REQUIRED TASK :: Below are the records. Gather each line that holds "TradingView".

[Items listed in a dataset]

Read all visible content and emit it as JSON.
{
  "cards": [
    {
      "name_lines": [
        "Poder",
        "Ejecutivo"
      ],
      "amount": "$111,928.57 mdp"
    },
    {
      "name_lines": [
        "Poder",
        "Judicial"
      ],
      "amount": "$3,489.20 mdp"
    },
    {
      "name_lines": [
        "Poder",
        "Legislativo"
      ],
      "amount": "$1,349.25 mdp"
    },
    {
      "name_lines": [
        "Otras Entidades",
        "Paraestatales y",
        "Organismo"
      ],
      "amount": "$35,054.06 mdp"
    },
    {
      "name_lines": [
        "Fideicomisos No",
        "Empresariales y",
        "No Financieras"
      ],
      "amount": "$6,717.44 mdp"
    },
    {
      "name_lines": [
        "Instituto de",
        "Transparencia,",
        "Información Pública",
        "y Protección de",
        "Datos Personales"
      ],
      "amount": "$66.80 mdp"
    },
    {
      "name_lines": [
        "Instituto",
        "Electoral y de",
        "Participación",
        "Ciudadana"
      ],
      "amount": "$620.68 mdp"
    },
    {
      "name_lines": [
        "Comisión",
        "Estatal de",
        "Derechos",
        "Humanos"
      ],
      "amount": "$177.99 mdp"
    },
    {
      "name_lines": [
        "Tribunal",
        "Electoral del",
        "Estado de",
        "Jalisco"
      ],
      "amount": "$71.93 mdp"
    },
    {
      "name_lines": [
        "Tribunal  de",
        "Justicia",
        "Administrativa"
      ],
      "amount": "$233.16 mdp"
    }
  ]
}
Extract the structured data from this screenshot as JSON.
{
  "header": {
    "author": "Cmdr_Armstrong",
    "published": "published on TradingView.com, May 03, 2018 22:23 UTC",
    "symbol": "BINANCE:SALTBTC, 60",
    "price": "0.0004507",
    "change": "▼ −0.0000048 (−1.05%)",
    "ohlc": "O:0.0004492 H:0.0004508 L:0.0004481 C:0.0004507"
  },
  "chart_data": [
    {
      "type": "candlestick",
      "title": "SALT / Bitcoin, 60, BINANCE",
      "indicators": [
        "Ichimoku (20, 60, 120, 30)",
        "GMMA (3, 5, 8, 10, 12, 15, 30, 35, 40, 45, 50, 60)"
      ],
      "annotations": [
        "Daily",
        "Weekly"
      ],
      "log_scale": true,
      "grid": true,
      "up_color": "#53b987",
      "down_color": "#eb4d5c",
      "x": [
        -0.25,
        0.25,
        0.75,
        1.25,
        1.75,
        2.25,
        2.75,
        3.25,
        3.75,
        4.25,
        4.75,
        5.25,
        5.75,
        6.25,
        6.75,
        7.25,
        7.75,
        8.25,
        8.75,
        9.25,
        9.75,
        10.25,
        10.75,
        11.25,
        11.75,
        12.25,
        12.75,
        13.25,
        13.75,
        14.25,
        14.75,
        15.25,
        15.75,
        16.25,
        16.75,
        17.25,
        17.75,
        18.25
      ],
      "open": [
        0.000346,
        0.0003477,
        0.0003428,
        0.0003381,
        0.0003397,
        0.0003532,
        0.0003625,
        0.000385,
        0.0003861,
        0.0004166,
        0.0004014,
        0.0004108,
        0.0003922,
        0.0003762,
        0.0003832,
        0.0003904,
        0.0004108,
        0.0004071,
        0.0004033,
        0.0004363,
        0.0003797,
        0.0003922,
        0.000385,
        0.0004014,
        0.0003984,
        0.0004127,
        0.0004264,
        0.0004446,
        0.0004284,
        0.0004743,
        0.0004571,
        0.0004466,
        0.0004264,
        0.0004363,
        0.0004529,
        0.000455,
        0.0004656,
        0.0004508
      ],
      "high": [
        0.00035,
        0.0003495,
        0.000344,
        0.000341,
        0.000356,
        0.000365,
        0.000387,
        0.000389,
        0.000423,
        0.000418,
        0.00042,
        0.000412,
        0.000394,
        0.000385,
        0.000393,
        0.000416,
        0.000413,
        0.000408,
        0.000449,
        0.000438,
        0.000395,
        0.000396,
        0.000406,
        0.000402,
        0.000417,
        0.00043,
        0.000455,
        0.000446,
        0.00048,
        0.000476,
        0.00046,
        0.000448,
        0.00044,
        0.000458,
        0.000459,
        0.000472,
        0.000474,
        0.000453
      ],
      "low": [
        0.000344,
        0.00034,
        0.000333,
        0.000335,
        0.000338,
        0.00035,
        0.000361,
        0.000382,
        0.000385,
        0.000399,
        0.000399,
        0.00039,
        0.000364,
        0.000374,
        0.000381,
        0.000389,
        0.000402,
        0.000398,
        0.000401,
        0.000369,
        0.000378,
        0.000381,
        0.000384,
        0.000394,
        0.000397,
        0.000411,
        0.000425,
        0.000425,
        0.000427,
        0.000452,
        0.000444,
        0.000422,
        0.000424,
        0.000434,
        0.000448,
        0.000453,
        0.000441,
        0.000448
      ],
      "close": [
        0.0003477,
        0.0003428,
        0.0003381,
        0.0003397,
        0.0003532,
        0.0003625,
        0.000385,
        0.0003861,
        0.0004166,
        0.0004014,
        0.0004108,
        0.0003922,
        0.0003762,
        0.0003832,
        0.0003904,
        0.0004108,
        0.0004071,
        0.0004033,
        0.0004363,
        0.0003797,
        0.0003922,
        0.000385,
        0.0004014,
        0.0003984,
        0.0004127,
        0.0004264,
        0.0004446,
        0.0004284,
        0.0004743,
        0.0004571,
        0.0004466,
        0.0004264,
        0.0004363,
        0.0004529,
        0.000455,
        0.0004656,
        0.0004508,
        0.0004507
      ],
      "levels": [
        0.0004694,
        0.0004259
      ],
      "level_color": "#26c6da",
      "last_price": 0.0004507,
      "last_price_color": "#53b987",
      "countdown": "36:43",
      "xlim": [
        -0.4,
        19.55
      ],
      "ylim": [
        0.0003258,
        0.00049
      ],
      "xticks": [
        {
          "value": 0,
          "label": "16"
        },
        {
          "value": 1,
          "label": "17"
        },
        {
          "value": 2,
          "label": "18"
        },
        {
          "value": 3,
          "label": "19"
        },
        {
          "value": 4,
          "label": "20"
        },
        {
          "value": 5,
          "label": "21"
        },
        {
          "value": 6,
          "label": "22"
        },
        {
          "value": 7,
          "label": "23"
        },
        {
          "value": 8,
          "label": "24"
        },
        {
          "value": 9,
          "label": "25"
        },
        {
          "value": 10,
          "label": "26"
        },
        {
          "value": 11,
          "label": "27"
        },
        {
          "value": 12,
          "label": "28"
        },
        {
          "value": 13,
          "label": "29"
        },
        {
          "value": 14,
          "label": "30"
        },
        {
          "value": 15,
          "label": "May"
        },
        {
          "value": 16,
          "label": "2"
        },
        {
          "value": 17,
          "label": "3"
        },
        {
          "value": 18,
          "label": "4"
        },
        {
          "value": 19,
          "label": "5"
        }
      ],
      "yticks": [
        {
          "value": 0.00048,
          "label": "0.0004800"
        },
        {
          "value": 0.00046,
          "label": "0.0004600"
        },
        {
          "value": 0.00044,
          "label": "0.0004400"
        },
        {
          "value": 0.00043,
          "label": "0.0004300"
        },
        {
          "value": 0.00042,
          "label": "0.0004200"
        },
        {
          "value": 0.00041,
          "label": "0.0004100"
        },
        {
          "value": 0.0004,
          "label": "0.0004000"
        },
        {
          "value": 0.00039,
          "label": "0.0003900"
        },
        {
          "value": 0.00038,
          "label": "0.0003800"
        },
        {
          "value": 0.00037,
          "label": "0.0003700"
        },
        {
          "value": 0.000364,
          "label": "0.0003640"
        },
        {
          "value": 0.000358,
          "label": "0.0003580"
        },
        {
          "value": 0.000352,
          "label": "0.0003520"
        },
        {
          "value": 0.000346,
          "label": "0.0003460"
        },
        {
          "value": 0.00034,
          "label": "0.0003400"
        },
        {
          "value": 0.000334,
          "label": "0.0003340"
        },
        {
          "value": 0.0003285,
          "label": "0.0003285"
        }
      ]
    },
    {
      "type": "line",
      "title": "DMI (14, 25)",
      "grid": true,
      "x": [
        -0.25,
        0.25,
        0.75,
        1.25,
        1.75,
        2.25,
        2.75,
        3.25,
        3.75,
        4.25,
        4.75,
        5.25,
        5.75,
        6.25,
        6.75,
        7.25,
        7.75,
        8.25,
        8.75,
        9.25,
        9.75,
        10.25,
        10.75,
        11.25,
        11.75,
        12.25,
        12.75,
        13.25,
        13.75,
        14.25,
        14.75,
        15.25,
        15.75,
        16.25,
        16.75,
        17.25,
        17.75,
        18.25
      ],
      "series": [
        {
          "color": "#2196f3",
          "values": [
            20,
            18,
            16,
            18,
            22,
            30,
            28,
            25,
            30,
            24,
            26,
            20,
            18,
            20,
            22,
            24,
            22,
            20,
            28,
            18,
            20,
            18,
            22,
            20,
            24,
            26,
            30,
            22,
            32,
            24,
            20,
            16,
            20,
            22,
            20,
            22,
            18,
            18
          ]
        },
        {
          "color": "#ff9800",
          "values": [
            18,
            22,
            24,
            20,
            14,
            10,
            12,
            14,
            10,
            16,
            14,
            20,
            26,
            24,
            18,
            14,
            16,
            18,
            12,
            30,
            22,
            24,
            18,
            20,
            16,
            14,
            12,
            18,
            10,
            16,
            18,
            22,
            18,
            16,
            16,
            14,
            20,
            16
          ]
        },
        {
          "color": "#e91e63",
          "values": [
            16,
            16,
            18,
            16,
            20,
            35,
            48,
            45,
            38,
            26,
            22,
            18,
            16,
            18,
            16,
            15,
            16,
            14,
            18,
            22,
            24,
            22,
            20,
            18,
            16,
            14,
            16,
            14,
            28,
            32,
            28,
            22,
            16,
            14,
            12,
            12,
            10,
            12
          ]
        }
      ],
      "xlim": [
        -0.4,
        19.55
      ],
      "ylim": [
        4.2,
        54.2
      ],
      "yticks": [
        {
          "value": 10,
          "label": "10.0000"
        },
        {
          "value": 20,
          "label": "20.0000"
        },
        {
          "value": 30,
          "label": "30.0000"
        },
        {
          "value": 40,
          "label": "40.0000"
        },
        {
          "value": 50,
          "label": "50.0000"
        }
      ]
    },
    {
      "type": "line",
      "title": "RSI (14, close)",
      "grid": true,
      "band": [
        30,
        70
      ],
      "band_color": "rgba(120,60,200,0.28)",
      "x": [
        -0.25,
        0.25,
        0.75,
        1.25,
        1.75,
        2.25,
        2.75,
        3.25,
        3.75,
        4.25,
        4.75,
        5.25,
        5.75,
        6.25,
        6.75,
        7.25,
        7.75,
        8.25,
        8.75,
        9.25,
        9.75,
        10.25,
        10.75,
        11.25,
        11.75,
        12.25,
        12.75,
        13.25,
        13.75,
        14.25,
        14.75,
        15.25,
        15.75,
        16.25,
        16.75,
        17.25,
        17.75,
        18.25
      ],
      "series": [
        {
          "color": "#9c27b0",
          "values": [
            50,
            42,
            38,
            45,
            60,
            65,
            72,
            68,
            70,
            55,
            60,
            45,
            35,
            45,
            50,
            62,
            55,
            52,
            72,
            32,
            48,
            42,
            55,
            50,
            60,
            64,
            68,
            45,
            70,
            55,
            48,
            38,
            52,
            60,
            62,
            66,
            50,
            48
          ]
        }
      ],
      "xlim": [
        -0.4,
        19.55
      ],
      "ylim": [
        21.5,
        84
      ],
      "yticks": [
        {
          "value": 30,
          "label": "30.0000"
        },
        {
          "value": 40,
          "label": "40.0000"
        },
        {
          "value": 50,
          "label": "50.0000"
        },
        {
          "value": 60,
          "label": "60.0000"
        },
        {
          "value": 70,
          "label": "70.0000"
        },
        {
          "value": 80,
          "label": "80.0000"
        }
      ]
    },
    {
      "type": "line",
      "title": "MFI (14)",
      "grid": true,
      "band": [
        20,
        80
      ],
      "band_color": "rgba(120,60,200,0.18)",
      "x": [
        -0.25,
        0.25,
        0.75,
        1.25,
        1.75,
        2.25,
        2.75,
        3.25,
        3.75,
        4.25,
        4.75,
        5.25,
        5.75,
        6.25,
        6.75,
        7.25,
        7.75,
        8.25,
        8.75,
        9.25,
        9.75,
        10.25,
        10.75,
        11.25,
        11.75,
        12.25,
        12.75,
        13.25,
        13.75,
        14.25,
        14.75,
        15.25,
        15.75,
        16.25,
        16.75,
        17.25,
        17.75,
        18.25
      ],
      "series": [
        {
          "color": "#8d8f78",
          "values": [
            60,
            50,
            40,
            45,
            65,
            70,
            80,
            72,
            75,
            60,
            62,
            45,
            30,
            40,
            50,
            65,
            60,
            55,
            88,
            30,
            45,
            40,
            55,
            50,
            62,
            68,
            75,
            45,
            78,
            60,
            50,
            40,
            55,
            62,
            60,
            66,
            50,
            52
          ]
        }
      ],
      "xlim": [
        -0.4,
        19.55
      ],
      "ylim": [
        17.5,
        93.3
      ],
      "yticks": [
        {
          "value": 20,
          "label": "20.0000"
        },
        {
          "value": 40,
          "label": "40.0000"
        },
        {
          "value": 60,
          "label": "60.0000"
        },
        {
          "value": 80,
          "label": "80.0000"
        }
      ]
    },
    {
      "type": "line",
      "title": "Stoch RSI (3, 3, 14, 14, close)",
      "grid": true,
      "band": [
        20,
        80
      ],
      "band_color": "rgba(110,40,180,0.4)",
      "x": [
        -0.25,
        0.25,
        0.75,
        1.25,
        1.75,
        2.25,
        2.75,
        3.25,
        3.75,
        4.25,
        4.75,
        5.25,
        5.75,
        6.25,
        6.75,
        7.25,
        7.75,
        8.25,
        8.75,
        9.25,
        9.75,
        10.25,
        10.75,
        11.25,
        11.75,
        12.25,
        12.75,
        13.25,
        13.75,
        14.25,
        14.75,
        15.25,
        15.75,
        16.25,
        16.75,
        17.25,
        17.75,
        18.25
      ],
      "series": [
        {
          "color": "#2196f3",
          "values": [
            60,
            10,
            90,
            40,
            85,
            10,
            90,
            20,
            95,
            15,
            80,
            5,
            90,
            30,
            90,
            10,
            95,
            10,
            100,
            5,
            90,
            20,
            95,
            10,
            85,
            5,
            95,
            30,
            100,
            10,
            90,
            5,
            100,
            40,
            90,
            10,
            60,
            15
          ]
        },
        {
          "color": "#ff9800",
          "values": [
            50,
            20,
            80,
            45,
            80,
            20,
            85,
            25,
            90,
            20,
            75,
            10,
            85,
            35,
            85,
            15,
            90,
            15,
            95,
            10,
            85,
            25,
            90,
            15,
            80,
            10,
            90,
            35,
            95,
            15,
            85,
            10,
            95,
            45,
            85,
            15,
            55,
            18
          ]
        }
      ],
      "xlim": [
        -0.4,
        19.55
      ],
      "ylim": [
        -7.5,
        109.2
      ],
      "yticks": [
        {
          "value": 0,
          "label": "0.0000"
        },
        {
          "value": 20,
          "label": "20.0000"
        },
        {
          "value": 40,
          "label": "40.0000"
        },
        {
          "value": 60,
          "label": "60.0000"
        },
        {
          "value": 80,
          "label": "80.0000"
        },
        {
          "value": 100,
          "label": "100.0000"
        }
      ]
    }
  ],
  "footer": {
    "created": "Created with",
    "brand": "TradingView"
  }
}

SOLUTION ::
    "published": "published on TradingView.com, May 03, 2018 22:23 UTC",
    "brand": "TradingView"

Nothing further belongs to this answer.